> [EXERCISE PROMPT] Please give the data below again in full, exactly as it stands.

((

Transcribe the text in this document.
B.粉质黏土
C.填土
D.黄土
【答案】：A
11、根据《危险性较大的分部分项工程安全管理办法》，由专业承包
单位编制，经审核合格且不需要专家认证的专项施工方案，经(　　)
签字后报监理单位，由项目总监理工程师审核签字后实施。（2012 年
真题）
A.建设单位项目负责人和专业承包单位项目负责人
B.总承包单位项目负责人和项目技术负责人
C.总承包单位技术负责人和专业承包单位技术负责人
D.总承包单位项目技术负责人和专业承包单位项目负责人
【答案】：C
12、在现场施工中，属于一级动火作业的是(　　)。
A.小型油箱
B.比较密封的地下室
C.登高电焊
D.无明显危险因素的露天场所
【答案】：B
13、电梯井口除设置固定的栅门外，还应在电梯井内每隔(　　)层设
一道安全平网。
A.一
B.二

))

> [RESULT BELOW]
Transcribe the text in this document.
B.粉质黏土
C.填土
D.黄土
【答案】：A
11、根据《危险性较大的分部分项工程安全管理办法》，由专业承包
单位编制，经审核合格且不需要专家认证的专项施工方案，经(　　)
签字后报监理单位，由项目总监理工程师审核签字后实施。（2012 年
真题）
A.建设单位项目负责人和专业承包单位项目负责人
B.总承包单位项目负责人和项目技术负责人
C.总承包单位技术负责人和专业承包单位技术负责人
D.总承包单位项目技术负责人和专业承包单位项目负责人
【答案】：C
12、在现场施工中，属于一级动火作业的是(　　)。
A.小型油箱
B.比较密封的地下室
C.登高电焊
D.无明显危险因素的露天场所
【答案】：B
13、电梯井口除设置固定的栅门外，还应在电梯井内每隔(　　)层设
一道安全平网。
A.一
B.二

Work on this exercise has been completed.